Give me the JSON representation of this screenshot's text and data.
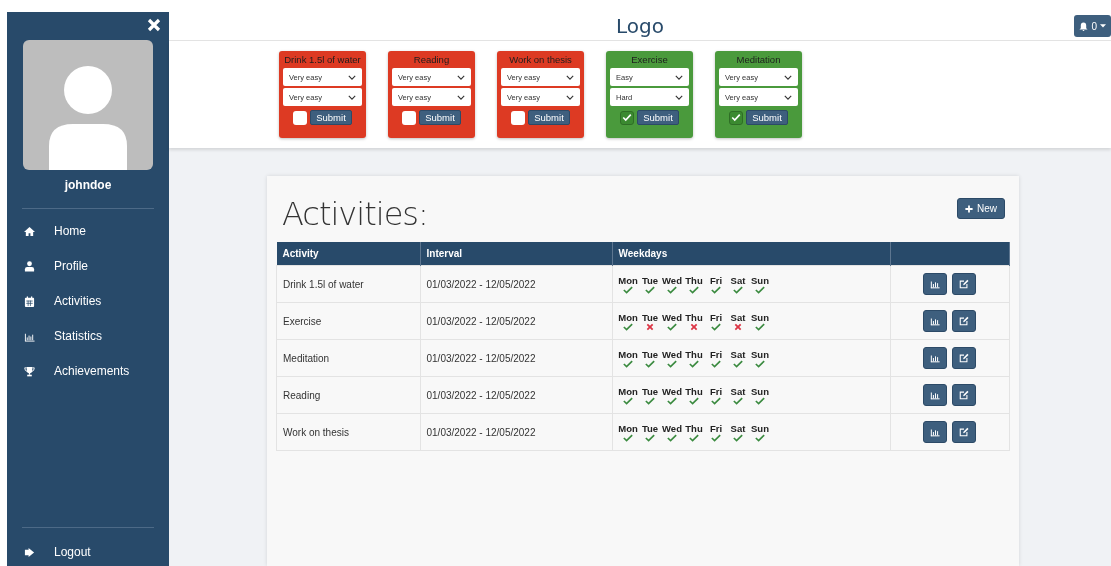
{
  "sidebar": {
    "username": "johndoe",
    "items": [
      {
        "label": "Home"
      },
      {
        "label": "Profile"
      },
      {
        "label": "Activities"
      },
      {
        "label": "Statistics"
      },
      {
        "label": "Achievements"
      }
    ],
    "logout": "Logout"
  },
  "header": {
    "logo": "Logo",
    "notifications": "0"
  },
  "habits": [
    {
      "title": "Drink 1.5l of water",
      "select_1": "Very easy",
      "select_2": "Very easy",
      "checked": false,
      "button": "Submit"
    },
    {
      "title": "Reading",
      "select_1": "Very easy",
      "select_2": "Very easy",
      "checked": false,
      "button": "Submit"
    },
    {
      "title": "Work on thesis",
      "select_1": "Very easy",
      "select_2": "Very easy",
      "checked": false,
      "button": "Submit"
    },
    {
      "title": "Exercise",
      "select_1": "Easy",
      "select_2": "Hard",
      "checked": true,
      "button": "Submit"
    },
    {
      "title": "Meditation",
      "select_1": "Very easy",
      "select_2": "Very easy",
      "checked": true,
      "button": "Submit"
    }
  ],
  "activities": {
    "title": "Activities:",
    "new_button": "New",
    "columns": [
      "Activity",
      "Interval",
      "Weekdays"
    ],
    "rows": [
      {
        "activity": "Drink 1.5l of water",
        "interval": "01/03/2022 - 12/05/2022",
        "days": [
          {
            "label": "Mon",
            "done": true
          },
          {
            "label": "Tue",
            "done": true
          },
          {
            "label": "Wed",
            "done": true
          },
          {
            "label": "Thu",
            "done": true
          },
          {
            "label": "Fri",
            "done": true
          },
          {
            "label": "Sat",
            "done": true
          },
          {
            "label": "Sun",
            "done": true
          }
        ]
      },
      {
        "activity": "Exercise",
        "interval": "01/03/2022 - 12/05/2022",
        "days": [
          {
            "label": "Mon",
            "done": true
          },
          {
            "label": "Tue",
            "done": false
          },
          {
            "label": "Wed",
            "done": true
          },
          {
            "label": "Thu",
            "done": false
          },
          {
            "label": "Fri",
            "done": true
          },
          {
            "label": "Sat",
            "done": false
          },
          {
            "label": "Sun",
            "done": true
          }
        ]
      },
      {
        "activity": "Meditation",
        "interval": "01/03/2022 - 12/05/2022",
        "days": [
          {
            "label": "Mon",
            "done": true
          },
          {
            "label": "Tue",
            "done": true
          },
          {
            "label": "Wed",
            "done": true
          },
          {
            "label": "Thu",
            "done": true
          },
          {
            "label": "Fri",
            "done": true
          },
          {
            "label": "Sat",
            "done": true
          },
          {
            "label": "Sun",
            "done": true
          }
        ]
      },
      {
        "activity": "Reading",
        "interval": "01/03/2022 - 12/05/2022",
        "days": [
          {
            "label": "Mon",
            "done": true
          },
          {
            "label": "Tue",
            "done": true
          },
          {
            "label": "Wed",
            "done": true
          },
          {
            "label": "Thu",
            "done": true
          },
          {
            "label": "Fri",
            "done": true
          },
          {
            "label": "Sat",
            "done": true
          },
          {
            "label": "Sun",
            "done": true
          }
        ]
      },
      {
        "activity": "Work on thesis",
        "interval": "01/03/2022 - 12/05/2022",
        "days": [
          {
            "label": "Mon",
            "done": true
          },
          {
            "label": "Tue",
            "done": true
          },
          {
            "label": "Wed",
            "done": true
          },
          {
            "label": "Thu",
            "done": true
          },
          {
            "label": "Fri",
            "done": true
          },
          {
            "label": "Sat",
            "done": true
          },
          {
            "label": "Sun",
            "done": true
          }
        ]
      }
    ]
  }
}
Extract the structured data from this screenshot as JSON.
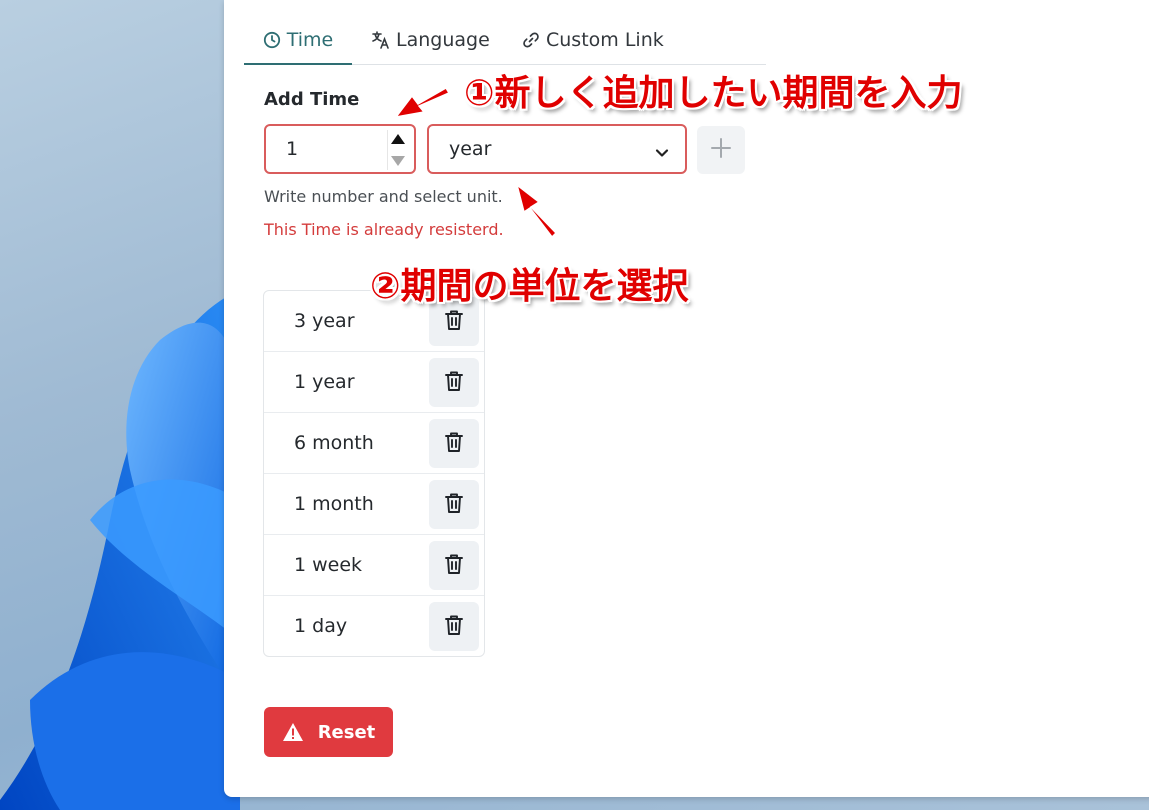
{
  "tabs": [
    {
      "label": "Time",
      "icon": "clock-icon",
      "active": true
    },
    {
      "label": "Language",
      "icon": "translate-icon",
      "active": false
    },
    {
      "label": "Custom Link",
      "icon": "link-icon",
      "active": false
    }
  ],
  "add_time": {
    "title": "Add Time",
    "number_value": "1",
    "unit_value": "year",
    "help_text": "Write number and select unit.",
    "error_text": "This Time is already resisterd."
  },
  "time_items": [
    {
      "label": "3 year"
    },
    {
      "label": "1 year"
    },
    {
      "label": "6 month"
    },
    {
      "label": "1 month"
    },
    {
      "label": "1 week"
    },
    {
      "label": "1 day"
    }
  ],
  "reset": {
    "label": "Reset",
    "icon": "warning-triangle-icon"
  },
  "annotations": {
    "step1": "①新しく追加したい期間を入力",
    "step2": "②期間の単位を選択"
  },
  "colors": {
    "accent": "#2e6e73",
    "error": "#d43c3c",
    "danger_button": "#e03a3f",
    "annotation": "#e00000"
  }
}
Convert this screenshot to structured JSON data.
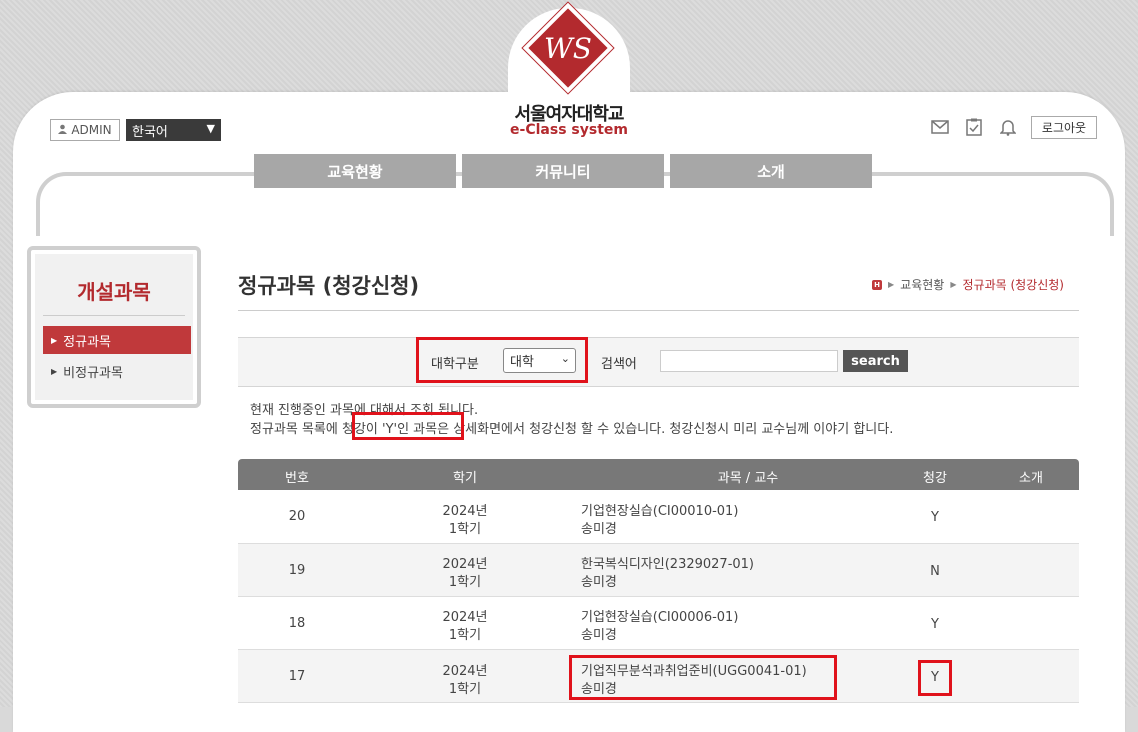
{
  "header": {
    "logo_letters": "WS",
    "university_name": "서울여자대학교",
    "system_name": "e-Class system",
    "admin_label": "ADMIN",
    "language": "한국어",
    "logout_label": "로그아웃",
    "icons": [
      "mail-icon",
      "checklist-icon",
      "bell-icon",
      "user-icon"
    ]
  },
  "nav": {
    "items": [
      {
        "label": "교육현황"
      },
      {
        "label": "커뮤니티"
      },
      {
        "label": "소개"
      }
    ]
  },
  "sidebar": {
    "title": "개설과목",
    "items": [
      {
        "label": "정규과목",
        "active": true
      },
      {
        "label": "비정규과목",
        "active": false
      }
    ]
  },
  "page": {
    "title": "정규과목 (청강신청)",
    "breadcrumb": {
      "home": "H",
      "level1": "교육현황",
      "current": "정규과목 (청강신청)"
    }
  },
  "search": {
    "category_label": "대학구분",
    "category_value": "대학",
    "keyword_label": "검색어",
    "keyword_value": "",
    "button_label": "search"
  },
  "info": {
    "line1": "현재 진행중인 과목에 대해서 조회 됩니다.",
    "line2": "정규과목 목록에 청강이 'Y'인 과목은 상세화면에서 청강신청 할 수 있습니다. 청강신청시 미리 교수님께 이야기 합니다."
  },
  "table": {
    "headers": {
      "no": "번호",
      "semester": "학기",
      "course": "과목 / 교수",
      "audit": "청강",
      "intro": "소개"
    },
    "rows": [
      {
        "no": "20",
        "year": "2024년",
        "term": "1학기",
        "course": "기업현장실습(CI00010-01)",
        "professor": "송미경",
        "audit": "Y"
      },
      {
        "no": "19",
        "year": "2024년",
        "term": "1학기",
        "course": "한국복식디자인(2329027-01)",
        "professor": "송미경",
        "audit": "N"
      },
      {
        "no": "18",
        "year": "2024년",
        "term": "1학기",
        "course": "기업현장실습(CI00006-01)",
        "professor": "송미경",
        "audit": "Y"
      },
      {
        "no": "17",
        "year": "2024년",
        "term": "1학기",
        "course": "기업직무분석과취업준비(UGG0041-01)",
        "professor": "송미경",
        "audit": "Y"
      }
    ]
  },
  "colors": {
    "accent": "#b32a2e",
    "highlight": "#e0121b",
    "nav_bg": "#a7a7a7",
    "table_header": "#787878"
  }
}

= Given problem =
Pictures are to be left out; the records above must be repeated word for word.

= Result for this task =
Give me the JSON representation of this screenshot's text and data.
{
  "sidebar": {
    "username": "johndoe",
    "items": [
      {
        "label": "Home"
      },
      {
        "label": "Profile"
      },
      {
        "label": "Activities"
      },
      {
        "label": "Statistics"
      },
      {
        "label": "Achievements"
      }
    ],
    "logout": "Logout"
  },
  "header": {
    "logo": "Logo",
    "notifications": "0"
  },
  "habits": [
    {
      "title": "Drink 1.5l of water",
      "select_1": "Very easy",
      "select_2": "Very easy",
      "checked": false,
      "button": "Submit"
    },
    {
      "title": "Reading",
      "select_1": "Very easy",
      "select_2": "Very easy",
      "checked": false,
      "button": "Submit"
    },
    {
      "title": "Work on thesis",
      "select_1": "Very easy",
      "select_2": "Very easy",
      "checked": false,
      "button": "Submit"
    },
    {
      "title": "Exercise",
      "select_1": "Easy",
      "select_2": "Hard",
      "checked": true,
      "button": "Submit"
    },
    {
      "title": "Meditation",
      "select_1": "Very easy",
      "select_2": "Very easy",
      "checked": true,
      "button": "Submit"
    }
  ],
  "activities": {
    "title": "Activities:",
    "new_button": "New",
    "columns": [
      "Activity",
      "Interval",
      "Weekdays"
    ],
    "rows": [
      {
        "activity": "Drink 1.5l of water",
        "interval": "01/03/2022 - 12/05/2022",
        "days": [
          {
            "label": "Mon",
            "done": true
          },
          {
            "label": "Tue",
            "done": true
          },
          {
            "label": "Wed",
            "done": true
          },
          {
            "label": "Thu",
            "done": true
          },
          {
            "label": "Fri",
            "done": true
          },
          {
            "label": "Sat",
            "done": true
          },
          {
            "label": "Sun",
            "done": true
          }
        ]
      },
      {
        "activity": "Exercise",
        "interval": "01/03/2022 - 12/05/2022",
        "days": [
          {
            "label": "Mon",
            "done": true
          },
          {
            "label": "Tue",
            "done": false
          },
          {
            "label": "Wed",
            "done": true
          },
          {
            "label": "Thu",
            "done": false
          },
          {
            "label": "Fri",
            "done": true
          },
          {
            "label": "Sat",
            "done": false
          },
          {
            "label": "Sun",
            "done": true
          }
        ]
      },
      {
        "activity": "Meditation",
        "interval": "01/03/2022 - 12/05/2022",
        "days": [
          {
            "label": "Mon",
            "done": true
          },
          {
            "label": "Tue",
            "done": true
          },
          {
            "label": "Wed",
            "done": true
          },
          {
            "label": "Thu",
            "done": true
          },
          {
            "label": "Fri",
            "done": true
          },
          {
            "label": "Sat",
            "done": true
          },
          {
            "label": "Sun",
            "done": true
          }
        ]
      },
      {
        "activity": "Reading",
        "interval": "01/03/2022 - 12/05/2022",
        "days": [
          {
            "label": "Mon",
            "done": true
          },
          {
            "label": "Tue",
            "done": true
          },
          {
            "label": "Wed",
            "done": true
          },
          {
            "label": "Thu",
            "done": true
          },
          {
            "label": "Fri",
            "done": true
          },
          {
            "label": "Sat",
            "done": true
          },
          {
            "label": "Sun",
            "done": true
          }
        ]
      },
      {
        "activity": "Work on thesis",
        "interval": "01/03/2022 - 12/05/2022",
        "days": [
          {
            "label": "Mon",
            "done": true
          },
          {
            "label": "Tue",
            "done": true
          },
          {
            "label": "Wed",
            "done": true
          },
          {
            "label": "Thu",
            "done": true
          },
          {
            "label": "Fri",
            "done": true
          },
          {
            "label": "Sat",
            "done": true
          },
          {
            "label": "Sun",
            "done": true
          }
        ]
      }
    ]
  }
}
Extract the structured data from this screenshot as JSON.
{
  "tabs": [
    {
      "label": "Time",
      "icon": "clock-icon",
      "active": true
    },
    {
      "label": "Language",
      "icon": "translate-icon",
      "active": false
    },
    {
      "label": "Custom Link",
      "icon": "link-icon",
      "active": false
    }
  ],
  "add_time": {
    "title": "Add Time",
    "number_value": "1",
    "unit_value": "year",
    "help_text": "Write number and select unit.",
    "error_text": "This Time is already resisterd."
  },
  "time_items": [
    {
      "label": "3 year"
    },
    {
      "label": "1 year"
    },
    {
      "label": "6 month"
    },
    {
      "label": "1 month"
    },
    {
      "label": "1 week"
    },
    {
      "label": "1 day"
    }
  ],
  "reset": {
    "label": "Reset",
    "icon": "warning-triangle-icon"
  },
  "annotations": {
    "step1": "①新しく追加したい期間を入力",
    "step2": "②期間の単位を選択"
  },
  "colors": {
    "accent": "#2e6e73",
    "error": "#d43c3c",
    "danger_button": "#e03a3f",
    "annotation": "#e00000"
  }
}
Convert this screenshot to structured JSON data.
{
  "header": {
    "logo_letters": "WS",
    "university_name": "서울여자대학교",
    "system_name": "e-Class system",
    "admin_label": "ADMIN",
    "language": "한국어",
    "logout_label": "로그아웃",
    "icons": [
      "mail-icon",
      "checklist-icon",
      "bell-icon",
      "user-icon"
    ]
  },
  "nav": {
    "items": [
      {
        "label": "교육현황"
      },
      {
        "label": "커뮤니티"
      },
      {
        "label": "소개"
      }
    ]
  },
  "sidebar": {
    "title": "개설과목",
    "items": [
      {
        "label": "정규과목",
        "active": true
      },
      {
        "label": "비정규과목",
        "active": false
      }
    ]
  },
  "page": {
    "title": "정규과목 (청강신청)",
    "breadcrumb": {
      "home": "H",
      "level1": "교육현황",
      "current": "정규과목 (청강신청)"
    }
  },
  "search": {
    "category_label": "대학구분",
    "category_value": "대학",
    "keyword_label": "검색어",
    "keyword_value": "",
    "button_label": "search"
  },
  "info": {
    "line1": "현재 진행중인 과목에 대해서 조회 됩니다.",
    "line2": "정규과목 목록에 청강이 'Y'인 과목은 상세화면에서 청강신청 할 수 있습니다. 청강신청시 미리 교수님께 이야기 합니다."
  },
  "table": {
    "headers": {
      "no": "번호",
      "semester": "학기",
      "course": "과목 / 교수",
      "audit": "청강",
      "intro": "소개"
    },
    "rows": [
      {
        "no": "20",
        "year": "2024년",
        "term": "1학기",
        "course": "기업현장실습(CI00010-01)",
        "professor": "송미경",
        "audit": "Y"
      },
      {
        "no": "19",
        "year": "2024년",
        "term": "1학기",
        "course": "한국복식디자인(2329027-01)",
        "professor": "송미경",
        "audit": "N"
      },
      {
        "no": "18",
        "year": "2024년",
        "term": "1학기",
        "course": "기업현장실습(CI00006-01)",
        "professor": "송미경",
        "audit": "Y"
      },
      {
        "no": "17",
        "year": "2024년",
        "term": "1학기",
        "course": "기업직무분석과취업준비(UGG0041-01)",
        "professor": "송미경",
        "audit": "Y"
      }
    ]
  },
  "colors": {
    "accent": "#b32a2e",
    "highlight": "#e0121b",
    "nav_bg": "#a7a7a7",
    "table_header": "#787878"
  }
}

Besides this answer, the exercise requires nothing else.